:: Task goal ::
Reproduce every line of the material below character for character, omitting the picture.
───── Data for this task ─────
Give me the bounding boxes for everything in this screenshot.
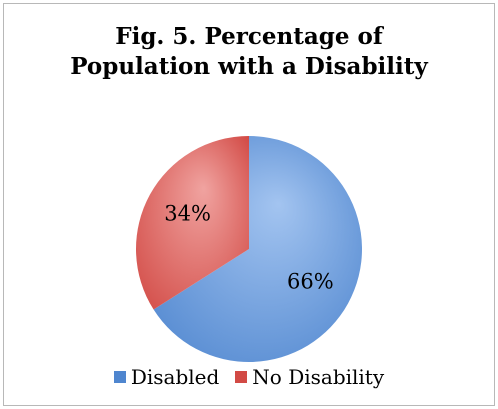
legend-swatch-no-disability [235, 371, 248, 383]
pie-label-disabled: 66% [287, 269, 334, 293]
chart-title: Fig. 5. Percentage of Population with a … [0, 22, 498, 82]
legend-item-no-disability: No Disability [235, 365, 384, 389]
pie-slice-no-disability [136, 136, 249, 310]
legend-label-no-disability: No Disability [252, 365, 385, 389]
legend-swatch-disabled [113, 371, 126, 383]
pie-label-no-disability: 34% [164, 202, 211, 226]
legend-label-disabled: Disabled [130, 365, 220, 389]
pie-labels: 66% 34% [164, 202, 333, 294]
chart-title-line-2: Population with a Disability [70, 53, 428, 80]
legend-item-disabled: Disabled [113, 365, 220, 389]
pie-slice-disabled [153, 136, 362, 363]
pie-slices [136, 136, 362, 363]
legend: Disabled No Disability [0, 365, 498, 389]
chart-title-line-1: Fig. 5. Percentage of [115, 23, 383, 50]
─────
:: Exercise answer ::
Give me the bounding boxes for everything in this screenshot.
legend-swatch-no-disability [235, 371, 248, 383]
pie-label-disabled: 66% [287, 269, 334, 293]
chart-title: Fig. 5. Percentage of Population with a … [0, 22, 498, 82]
legend-item-no-disability: No Disability [235, 365, 384, 389]
pie-slice-no-disability [136, 136, 249, 310]
legend-label-no-disability: No Disability [252, 365, 385, 389]
legend-swatch-disabled [113, 371, 126, 383]
pie-label-no-disability: 34% [164, 202, 211, 226]
legend-label-disabled: Disabled [130, 365, 220, 389]
pie-labels: 66% 34% [164, 202, 333, 294]
chart-title-line-2: Population with a Disability [70, 53, 428, 80]
legend-item-disabled: Disabled [113, 365, 220, 389]
pie-slice-disabled [153, 136, 362, 363]
pie-slices [136, 136, 362, 363]
legend: Disabled No Disability [0, 365, 498, 389]
chart-title-line-1: Fig. 5. Percentage of [115, 23, 383, 50]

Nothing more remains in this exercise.